Prompt:
Express each line of the records below as a string in a single JSON list, one string per line, leaving out blank lines.
* Start *
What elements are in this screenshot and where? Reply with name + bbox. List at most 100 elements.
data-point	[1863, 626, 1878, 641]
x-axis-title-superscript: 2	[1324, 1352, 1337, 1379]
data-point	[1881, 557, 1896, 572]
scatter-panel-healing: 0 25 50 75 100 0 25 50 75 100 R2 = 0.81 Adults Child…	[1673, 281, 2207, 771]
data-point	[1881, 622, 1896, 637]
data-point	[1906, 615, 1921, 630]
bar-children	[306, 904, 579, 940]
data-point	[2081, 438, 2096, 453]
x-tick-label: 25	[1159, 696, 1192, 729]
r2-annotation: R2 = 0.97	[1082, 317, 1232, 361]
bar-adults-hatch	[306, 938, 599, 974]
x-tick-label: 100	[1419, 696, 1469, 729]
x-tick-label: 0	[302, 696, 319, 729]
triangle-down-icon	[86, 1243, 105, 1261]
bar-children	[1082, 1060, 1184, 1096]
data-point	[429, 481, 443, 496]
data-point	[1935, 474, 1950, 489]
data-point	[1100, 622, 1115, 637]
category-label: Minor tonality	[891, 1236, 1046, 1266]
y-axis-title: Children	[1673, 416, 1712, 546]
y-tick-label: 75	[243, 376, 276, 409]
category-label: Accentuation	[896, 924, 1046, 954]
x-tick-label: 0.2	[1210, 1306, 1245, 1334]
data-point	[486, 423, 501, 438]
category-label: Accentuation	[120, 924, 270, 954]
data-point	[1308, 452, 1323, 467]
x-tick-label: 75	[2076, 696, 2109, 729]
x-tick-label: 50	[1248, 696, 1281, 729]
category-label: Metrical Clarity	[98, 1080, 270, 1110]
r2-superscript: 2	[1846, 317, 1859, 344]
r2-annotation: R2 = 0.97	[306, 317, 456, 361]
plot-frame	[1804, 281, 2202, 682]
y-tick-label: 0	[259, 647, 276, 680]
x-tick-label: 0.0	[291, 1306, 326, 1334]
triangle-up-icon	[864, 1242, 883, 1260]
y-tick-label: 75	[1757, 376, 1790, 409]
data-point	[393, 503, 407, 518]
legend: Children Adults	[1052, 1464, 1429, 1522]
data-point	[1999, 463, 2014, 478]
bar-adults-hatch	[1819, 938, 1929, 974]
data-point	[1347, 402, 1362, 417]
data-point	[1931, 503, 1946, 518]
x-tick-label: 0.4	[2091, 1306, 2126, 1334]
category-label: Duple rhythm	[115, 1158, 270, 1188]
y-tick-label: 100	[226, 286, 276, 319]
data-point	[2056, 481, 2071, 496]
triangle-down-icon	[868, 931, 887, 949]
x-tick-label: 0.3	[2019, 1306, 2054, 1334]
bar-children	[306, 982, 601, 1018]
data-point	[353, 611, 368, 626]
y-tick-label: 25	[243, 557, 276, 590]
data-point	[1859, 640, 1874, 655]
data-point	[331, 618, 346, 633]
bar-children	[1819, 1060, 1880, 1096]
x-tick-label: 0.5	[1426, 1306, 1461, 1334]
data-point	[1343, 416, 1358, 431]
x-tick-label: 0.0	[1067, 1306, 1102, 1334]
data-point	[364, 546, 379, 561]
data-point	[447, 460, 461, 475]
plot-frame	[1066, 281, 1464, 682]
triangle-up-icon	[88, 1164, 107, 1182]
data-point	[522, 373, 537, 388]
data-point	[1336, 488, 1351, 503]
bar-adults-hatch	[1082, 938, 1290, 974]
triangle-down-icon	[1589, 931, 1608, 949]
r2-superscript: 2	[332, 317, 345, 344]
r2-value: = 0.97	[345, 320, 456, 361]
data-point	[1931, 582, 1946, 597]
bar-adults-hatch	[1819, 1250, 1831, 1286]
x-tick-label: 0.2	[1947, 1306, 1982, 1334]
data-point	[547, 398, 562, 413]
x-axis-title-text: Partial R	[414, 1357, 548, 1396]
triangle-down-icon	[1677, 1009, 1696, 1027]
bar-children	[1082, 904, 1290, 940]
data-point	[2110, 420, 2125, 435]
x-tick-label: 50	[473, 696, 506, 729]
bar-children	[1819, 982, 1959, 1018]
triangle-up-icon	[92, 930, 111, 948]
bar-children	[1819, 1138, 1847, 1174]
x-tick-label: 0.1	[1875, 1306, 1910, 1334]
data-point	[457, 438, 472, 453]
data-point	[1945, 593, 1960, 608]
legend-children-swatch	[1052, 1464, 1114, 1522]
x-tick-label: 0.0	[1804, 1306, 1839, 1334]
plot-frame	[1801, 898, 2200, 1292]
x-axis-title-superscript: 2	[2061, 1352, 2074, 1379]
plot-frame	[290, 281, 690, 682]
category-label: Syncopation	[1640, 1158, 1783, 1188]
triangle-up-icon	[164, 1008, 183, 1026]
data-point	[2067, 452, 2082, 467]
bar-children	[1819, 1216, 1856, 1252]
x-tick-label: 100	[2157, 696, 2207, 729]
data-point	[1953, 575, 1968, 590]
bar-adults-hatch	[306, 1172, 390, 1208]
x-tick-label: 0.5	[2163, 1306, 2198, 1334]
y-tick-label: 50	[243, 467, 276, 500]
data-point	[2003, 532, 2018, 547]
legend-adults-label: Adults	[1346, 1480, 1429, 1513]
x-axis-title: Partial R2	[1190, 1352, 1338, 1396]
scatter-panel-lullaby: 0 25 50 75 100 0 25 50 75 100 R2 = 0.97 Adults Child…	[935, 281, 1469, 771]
* End *
The result:
[
  "What elements are in this screenshot and where? Reply with name + bbox. List at most 100 elements.",
  "data-point\t[1863, 626, 1878, 641]",
  "x-axis-title-superscript: 2\t[1324, 1352, 1337, 1379]",
  "data-point\t[1881, 557, 1896, 572]",
  "scatter-panel-healing: 0 25 50 75 100 0 25 50 75 100 R2 = 0.81 Adults Child…\t[1673, 281, 2207, 771]",
  "data-point\t[1881, 622, 1896, 637]",
  "data-point\t[1906, 615, 1921, 630]",
  "bar-children\t[306, 904, 579, 940]",
  "data-point\t[2081, 438, 2096, 453]",
  "x-tick-label: 25\t[1159, 696, 1192, 729]",
  "r2-annotation: R2 = 0.97\t[1082, 317, 1232, 361]",
  "bar-adults-hatch\t[306, 938, 599, 974]",
  "x-tick-label: 100\t[1419, 696, 1469, 729]",
  "x-tick-label: 0\t[302, 696, 319, 729]",
  "triangle-down-icon\t[86, 1243, 105, 1261]",
  "bar-children\t[1082, 1060, 1184, 1096]",
  "data-point\t[429, 481, 443, 496]",
  "data-point\t[1935, 474, 1950, 489]",
  "data-point\t[1100, 622, 1115, 637]",
  "category-label: Minor tonality\t[891, 1236, 1046, 1266]",
  "y-axis-title: Children\t[1673, 416, 1712, 546]",
  "y-tick-label: 75\t[243, 376, 276, 409]",
  "category-label: Accentuation\t[896, 924, 1046, 954]",
  "x-tick-label: 0.2\t[1210, 1306, 1245, 1334]",
  "data-point\t[486, 423, 501, 438]",
  "category-label: Accentuation\t[120, 924, 270, 954]",
  "data-point\t[1308, 452, 1323, 467]",
  "x-tick-label: 75\t[2076, 696, 2109, 729]",
  "x-tick-label: 50\t[1248, 696, 1281, 729]",
  "category-label: Metrical Clarity\t[98, 1080, 270, 1110]",
  "r2-superscript: 2\t[1846, 317, 1859, 344]",
  "r2-annotation: R2 = 0.97\t[306, 317, 456, 361]",
  "plot-frame\t[1804, 281, 2202, 682]",
  "y-tick-label: 0\t[259, 647, 276, 680]",
  "x-tick-label: 0.0\t[291, 1306, 326, 1334]",
  "triangle-up-icon\t[864, 1242, 883, 1260]",
  "y-tick-label: 75\t[1757, 376, 1790, 409]",
  "data-point\t[393, 503, 407, 518]",
  "legend: Children Adults\t[1052, 1464, 1429, 1522]",
  "data-point\t[1999, 463, 2014, 478]",
  "bar-adults-hatch\t[1819, 938, 1929, 974]",
  "data-point\t[1347, 402, 1362, 417]",
  "data-point\t[1931, 503, 1946, 518]",
  "x-tick-label: 0.4\t[2091, 1306, 2126, 1334]",
  "category-label: Duple rhythm\t[115, 1158, 270, 1188]",
  "y-tick-label: 100\t[226, 286, 276, 319]",
  "data-point\t[2056, 481, 2071, 496]",
  "triangle-down-icon\t[868, 931, 887, 949]",
  "x-tick-label: 0.3\t[2019, 1306, 2054, 1334]",
  "bar-children\t[306, 982, 601, 1018]",
  "data-point\t[353, 611, 368, 626]",
  "y-tick-label: 25\t[243, 557, 276, 590]",
  "data-point\t[1859, 640, 1874, 655]",
  "data-point\t[331, 618, 346, 633]",
  "bar-children\t[1819, 1060, 1880, 1096]",
  "x-tick-label: 0.5\t[1426, 1306, 1461, 1334]",
  "data-point\t[1343, 416, 1358, 431]",
  "x-tick-label: 0.0\t[1067, 1306, 1102, 1334]",
  "data-point\t[364, 546, 379, 561]",
  "data-point\t[447, 460, 461, 475]",
  "plot-frame\t[1066, 281, 1464, 682]",
  "triangle-up-icon\t[88, 1164, 107, 1182]",
  "data-point\t[522, 373, 537, 388]",
  "data-point\t[1336, 488, 1351, 503]",
  "bar-adults-hatch\t[1082, 938, 1290, 974]",
  "triangle-down-icon\t[1589, 931, 1608, 949]",
  "r2-superscript: 2\t[332, 317, 345, 344]",
  "r2-value: = 0.97\t[345, 320, 456, 361]",
  "data-point\t[1931, 582, 1946, 597]",
  "bar-adults-hatch\t[1819, 1250, 1831, 1286]",
  "x-tick-label: 0.2\t[1947, 1306, 1982, 1334]",
  "data-point\t[547, 398, 562, 413]",
  "x-axis-title-text: Partial R\t[414, 1357, 548, 1396]",
  "triangle-down-icon\t[1677, 1009, 1696, 1027]",
  "bar-children\t[1082, 904, 1290, 940]",
  "data-point\t[2110, 420, 2125, 435]",
  "x-tick-label: 50\t[473, 696, 506, 729]",
  "bar-children\t[1819, 982, 1959, 1018]",
  "triangle-up-icon\t[92, 930, 111, 948]",
  "bar-children\t[1819, 1138, 1847, 1174]",
  "x-tick-label: 0.1\t[1875, 1306, 1910, 1334]",
  "data-point\t[457, 438, 472, 453]",
  "data-point\t[1945, 593, 1960, 608]",
  "legend-children-swatch\t[1052, 1464, 1114, 1522]",
  "x-tick-label: 0.0\t[1804, 1306, 1839, 1334]",
  "plot-frame\t[1801, 898, 2200, 1292]",
  "x-axis-title-superscript: 2\t[2061, 1352, 2074, 1379]",
  "plot-frame\t[290, 281, 690, 682]",
  "category-label: Syncopation\t[1640, 1158, 1783, 1188]",
  "triangle-up-icon\t[164, 1008, 183, 1026]",
  "data-point\t[2067, 452, 2082, 467]",
  "bar-children\t[1819, 1216, 1856, 1252]",
  "x-tick-label: 100\t[2157, 696, 2207, 729]",
  "data-point\t[1953, 575, 1968, 590]",
  "bar-adults-hatch\t[306, 1172, 390, 1208]",
  "x-tick-label: 0.5\t[2163, 1306, 2198, 1334]",
  "y-tick-label: 50\t[243, 467, 276, 500]",
  "data-point\t[2003, 532, 2018, 547]",
  "legend-adults-label: Adults\t[1346, 1480, 1429, 1513]",
  "x-axis-title: Partial R2\t[1190, 1352, 1338, 1396]",
  "scatter-panel-lullaby: 0 25 50 75 100 0 25 50 75 100 R2 = 0.97 Adults Child…\t[935, 281, 1469, 771]"
]